--- Start of Dataset content ---
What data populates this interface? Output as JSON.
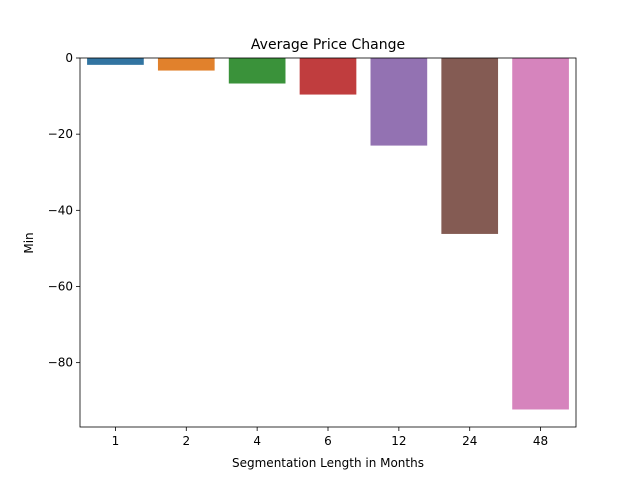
{
  "chart_data": {
    "type": "bar",
    "title": "Average Price Change",
    "xlabel": "Segmentation Length in Months",
    "ylabel": "Min",
    "categories": [
      "1",
      "2",
      "4",
      "6",
      "12",
      "24",
      "48"
    ],
    "values": [
      -1.8,
      -3.3,
      -6.7,
      -9.6,
      -23.0,
      -46.2,
      -92.3
    ],
    "colors": [
      "#3274a1",
      "#e1812c",
      "#3a923a",
      "#c03d3e",
      "#9372b2",
      "#845b53",
      "#d684bd"
    ],
    "ylim": [
      -96.9,
      0
    ],
    "yticks": [
      0,
      -20,
      -40,
      -60,
      -80
    ],
    "ytick_labels": [
      "0",
      "−20",
      "−40",
      "−60",
      "−80"
    ],
    "grid": false,
    "legend": "none"
  }
}
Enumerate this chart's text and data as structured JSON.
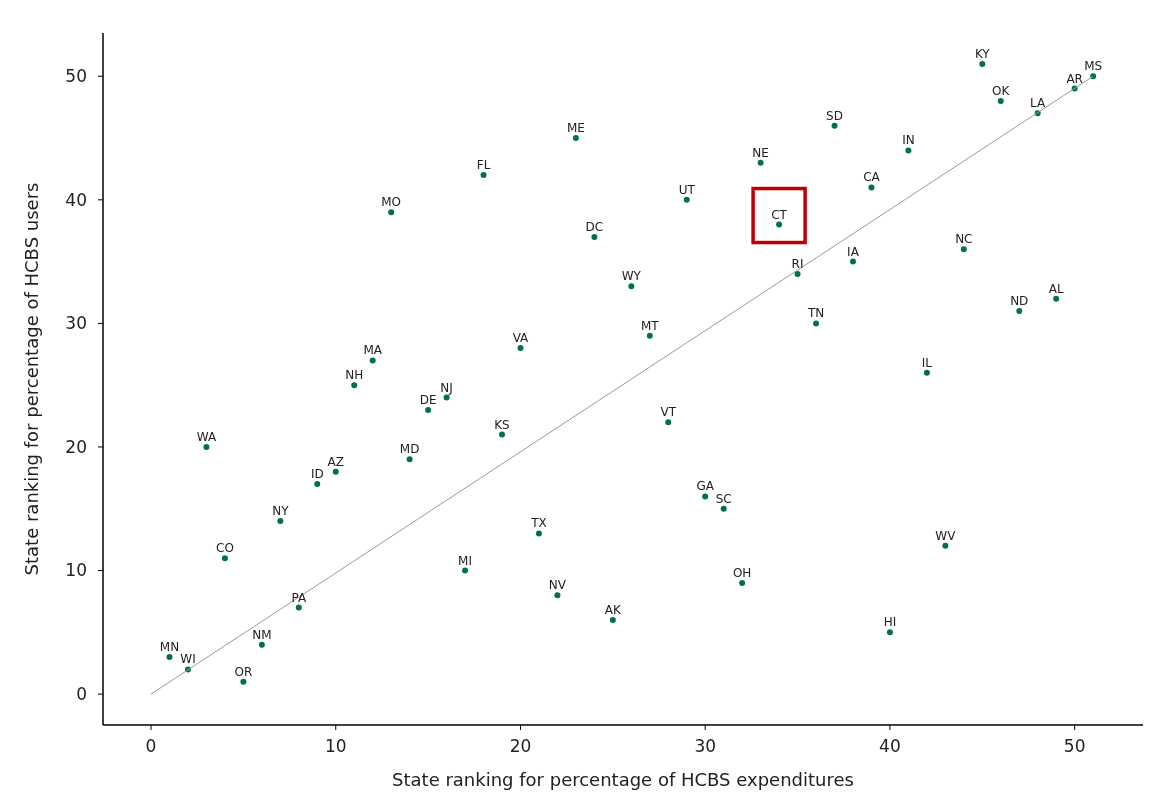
{
  "chart_data": {
    "type": "scatter",
    "xlabel": "State ranking for percentage of HCBS expenditures",
    "ylabel": "State ranking for percentage of HCBS users",
    "xlim": [
      -2.6,
      53.7
    ],
    "ylim": [
      -2.5,
      53.5
    ],
    "xticks": [
      0,
      10,
      20,
      30,
      40,
      50
    ],
    "yticks": [
      0,
      10,
      20,
      30,
      40,
      50
    ],
    "series": [
      {
        "marker": "circle",
        "color": "#00704f",
        "x": [
          51,
          45,
          46,
          50,
          48,
          37,
          23,
          41,
          33,
          18,
          39,
          29,
          13,
          34,
          24,
          44,
          38,
          35,
          26,
          49,
          47,
          36,
          27,
          20,
          12,
          42,
          11,
          16,
          15,
          28,
          19,
          3,
          14,
          10,
          9,
          30,
          31,
          7,
          21,
          43,
          4,
          17,
          32,
          22,
          8,
          25,
          40,
          6,
          1,
          2,
          5
        ],
        "values": [
          50,
          51,
          48,
          49,
          47,
          46,
          45,
          44,
          43,
          42,
          41,
          40,
          39,
          38,
          37,
          36,
          35,
          34,
          33,
          32,
          31,
          30,
          29,
          28,
          27,
          26,
          25,
          24,
          23,
          22,
          21,
          20,
          19,
          18,
          17,
          16,
          15,
          14,
          13,
          12,
          11,
          10,
          9,
          8,
          7,
          6,
          5,
          4,
          3,
          2,
          1
        ]
      },
      {
        "type": "line",
        "color": "#9a9a9a",
        "x": [
          0,
          51
        ],
        "values": [
          0,
          50
        ]
      }
    ],
    "annotations": [
      {
        "text": "MS",
        "x": 51,
        "y": 50
      },
      {
        "text": "KY",
        "x": 45,
        "y": 51
      },
      {
        "text": "OK",
        "x": 46,
        "y": 48
      },
      {
        "text": "AR",
        "x": 50,
        "y": 49
      },
      {
        "text": "LA",
        "x": 48,
        "y": 47
      },
      {
        "text": "SD",
        "x": 37,
        "y": 46
      },
      {
        "text": "ME",
        "x": 23,
        "y": 45
      },
      {
        "text": "IN",
        "x": 41,
        "y": 44
      },
      {
        "text": "NE",
        "x": 33,
        "y": 43
      },
      {
        "text": "FL",
        "x": 18,
        "y": 42
      },
      {
        "text": "CA",
        "x": 39,
        "y": 41
      },
      {
        "text": "UT",
        "x": 29,
        "y": 40
      },
      {
        "text": "MO",
        "x": 13,
        "y": 39
      },
      {
        "text": "CT",
        "x": 34,
        "y": 38
      },
      {
        "text": "DC",
        "x": 24,
        "y": 37
      },
      {
        "text": "NC",
        "x": 44,
        "y": 36
      },
      {
        "text": "IA",
        "x": 38,
        "y": 35
      },
      {
        "text": "RI",
        "x": 35,
        "y": 34
      },
      {
        "text": "WY",
        "x": 26,
        "y": 33
      },
      {
        "text": "AL",
        "x": 49,
        "y": 32
      },
      {
        "text": "ND",
        "x": 47,
        "y": 31
      },
      {
        "text": "TN",
        "x": 36,
        "y": 30
      },
      {
        "text": "MT",
        "x": 27,
        "y": 29
      },
      {
        "text": "VA",
        "x": 20,
        "y": 28
      },
      {
        "text": "MA",
        "x": 12,
        "y": 27
      },
      {
        "text": "IL",
        "x": 42,
        "y": 26
      },
      {
        "text": "NH",
        "x": 11,
        "y": 25
      },
      {
        "text": "NJ",
        "x": 16,
        "y": 24
      },
      {
        "text": "DE",
        "x": 15,
        "y": 23
      },
      {
        "text": "VT",
        "x": 28,
        "y": 22
      },
      {
        "text": "KS",
        "x": 19,
        "y": 21
      },
      {
        "text": "WA",
        "x": 3,
        "y": 20
      },
      {
        "text": "MD",
        "x": 14,
        "y": 19
      },
      {
        "text": "AZ",
        "x": 10,
        "y": 18
      },
      {
        "text": "ID",
        "x": 9,
        "y": 17
      },
      {
        "text": "GA",
        "x": 30,
        "y": 16
      },
      {
        "text": "SC",
        "x": 31,
        "y": 15
      },
      {
        "text": "NY",
        "x": 7,
        "y": 14
      },
      {
        "text": "TX",
        "x": 21,
        "y": 13
      },
      {
        "text": "WV",
        "x": 43,
        "y": 12
      },
      {
        "text": "CO",
        "x": 4,
        "y": 11
      },
      {
        "text": "MI",
        "x": 17,
        "y": 10
      },
      {
        "text": "OH",
        "x": 32,
        "y": 9
      },
      {
        "text": "NV",
        "x": 22,
        "y": 8
      },
      {
        "text": "PA",
        "x": 8,
        "y": 7
      },
      {
        "text": "AK",
        "x": 25,
        "y": 6
      },
      {
        "text": "HI",
        "x": 40,
        "y": 5
      },
      {
        "text": "NM",
        "x": 6,
        "y": 4
      },
      {
        "text": "MN",
        "x": 1,
        "y": 3
      },
      {
        "text": "WI",
        "x": 2,
        "y": 2
      },
      {
        "text": "OR",
        "x": 5,
        "y": 1
      }
    ]
  }
}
--- End of Dataset content ---
### What to do
Go through the entries above and output them exactly, without pictures.

### Response to this exercise
What data populates this interface? Output as JSON.
{
  "chart_data": {
    "type": "bar",
    "title": "Average Price Change",
    "xlabel": "Segmentation Length in Months",
    "ylabel": "Min",
    "categories": [
      "1",
      "2",
      "4",
      "6",
      "12",
      "24",
      "48"
    ],
    "values": [
      -1.8,
      -3.3,
      -6.7,
      -9.6,
      -23.0,
      -46.2,
      -92.3
    ],
    "colors": [
      "#3274a1",
      "#e1812c",
      "#3a923a",
      "#c03d3e",
      "#9372b2",
      "#845b53",
      "#d684bd"
    ],
    "ylim": [
      -96.9,
      0
    ],
    "yticks": [
      0,
      -20,
      -40,
      -60,
      -80
    ],
    "ytick_labels": [
      "0",
      "−20",
      "−40",
      "−60",
      "−80"
    ],
    "grid": false,
    "legend": "none"
  }
}
Enumerate this chart's text and data as structured JSON.
{
  "chart_data": {
    "type": "scatter",
    "xlabel": "State ranking for percentage of HCBS expenditures",
    "ylabel": "State ranking for percentage of HCBS users",
    "xlim": [
      -2.6,
      53.7
    ],
    "ylim": [
      -2.5,
      53.5
    ],
    "xticks": [
      0,
      10,
      20,
      30,
      40,
      50
    ],
    "yticks": [
      0,
      10,
      20,
      30,
      40,
      50
    ],
    "series": [
      {
        "marker": "circle",
        "color": "#00704f",
        "x": [
          51,
          45,
          46,
          50,
          48,
          37,
          23,
          41,
          33,
          18,
          39,
          29,
          13,
          34,
          24,
          44,
          38,
          35,
          26,
          49,
          47,
          36,
          27,
          20,
          12,
          42,
          11,
          16,
          15,
          28,
          19,
          3,
          14,
          10,
          9,
          30,
          31,
          7,
          21,
          43,
          4,
          17,
          32,
          22,
          8,
          25,
          40,
          6,
          1,
          2,
          5
        ],
        "values": [
          50,
          51,
          48,
          49,
          47,
          46,
          45,
          44,
          43,
          42,
          41,
          40,
          39,
          38,
          37,
          36,
          35,
          34,
          33,
          32,
          31,
          30,
          29,
          28,
          27,
          26,
          25,
          24,
          23,
          22,
          21,
          20,
          19,
          18,
          17,
          16,
          15,
          14,
          13,
          12,
          11,
          10,
          9,
          8,
          7,
          6,
          5,
          4,
          3,
          2,
          1
        ]
      },
      {
        "type": "line",
        "color": "#9a9a9a",
        "x": [
          0,
          51
        ],
        "values": [
          0,
          50
        ]
      }
    ],
    "annotations": [
      {
        "text": "MS",
        "x": 51,
        "y": 50
      },
      {
        "text": "KY",
        "x": 45,
        "y": 51
      },
      {
        "text": "OK",
        "x": 46,
        "y": 48
      },
      {
        "text": "AR",
        "x": 50,
        "y": 49
      },
      {
        "text": "LA",
        "x": 48,
        "y": 47
      },
      {
        "text": "SD",
        "x": 37,
        "y": 46
      },
      {
        "text": "ME",
        "x": 23,
        "y": 45
      },
      {
        "text": "IN",
        "x": 41,
        "y": 44
      },
      {
        "text": "NE",
        "x": 33,
        "y": 43
      },
      {
        "text": "FL",
        "x": 18,
        "y": 42
      },
      {
        "text": "CA",
        "x": 39,
        "y": 41
      },
      {
        "text": "UT",
        "x": 29,
        "y": 40
      },
      {
        "text": "MO",
        "x": 13,
        "y": 39
      },
      {
        "text": "CT",
        "x": 34,
        "y": 38
      },
      {
        "text": "DC",
        "x": 24,
        "y": 37
      },
      {
        "text": "NC",
        "x": 44,
        "y": 36
      },
      {
        "text": "IA",
        "x": 38,
        "y": 35
      },
      {
        "text": "RI",
        "x": 35,
        "y": 34
      },
      {
        "text": "WY",
        "x": 26,
        "y": 33
      },
      {
        "text": "AL",
        "x": 49,
        "y": 32
      },
      {
        "text": "ND",
        "x": 47,
        "y": 31
      },
      {
        "text": "TN",
        "x": 36,
        "y": 30
      },
      {
        "text": "MT",
        "x": 27,
        "y": 29
      },
      {
        "text": "VA",
        "x": 20,
        "y": 28
      },
      {
        "text": "MA",
        "x": 12,
        "y": 27
      },
      {
        "text": "IL",
        "x": 42,
        "y": 26
      },
      {
        "text": "NH",
        "x": 11,
        "y": 25
      },
      {
        "text": "NJ",
        "x": 16,
        "y": 24
      },
      {
        "text": "DE",
        "x": 15,
        "y": 23
      },
      {
        "text": "VT",
        "x": 28,
        "y": 22
      },
      {
        "text": "KS",
        "x": 19,
        "y": 21
      },
      {
        "text": "WA",
        "x": 3,
        "y": 20
      },
      {
        "text": "MD",
        "x": 14,
        "y": 19
      },
      {
        "text": "AZ",
        "x": 10,
        "y": 18
      },
      {
        "text": "ID",
        "x": 9,
        "y": 17
      },
      {
        "text": "GA",
        "x": 30,
        "y": 16
      },
      {
        "text": "SC",
        "x": 31,
        "y": 15
      },
      {
        "text": "NY",
        "x": 7,
        "y": 14
      },
      {
        "text": "TX",
        "x": 21,
        "y": 13
      },
      {
        "text": "WV",
        "x": 43,
        "y": 12
      },
      {
        "text": "CO",
        "x": 4,
        "y": 11
      },
      {
        "text": "MI",
        "x": 17,
        "y": 10
      },
      {
        "text": "OH",
        "x": 32,
        "y": 9
      },
      {
        "text": "NV",
        "x": 22,
        "y": 8
      },
      {
        "text": "PA",
        "x": 8,
        "y": 7
      },
      {
        "text": "AK",
        "x": 25,
        "y": 6
      },
      {
        "text": "HI",
        "x": 40,
        "y": 5
      },
      {
        "text": "NM",
        "x": 6,
        "y": 4
      },
      {
        "text": "MN",
        "x": 1,
        "y": 3
      },
      {
        "text": "WI",
        "x": 2,
        "y": 2
      },
      {
        "text": "OR",
        "x": 5,
        "y": 1
      }
    ]
  }
}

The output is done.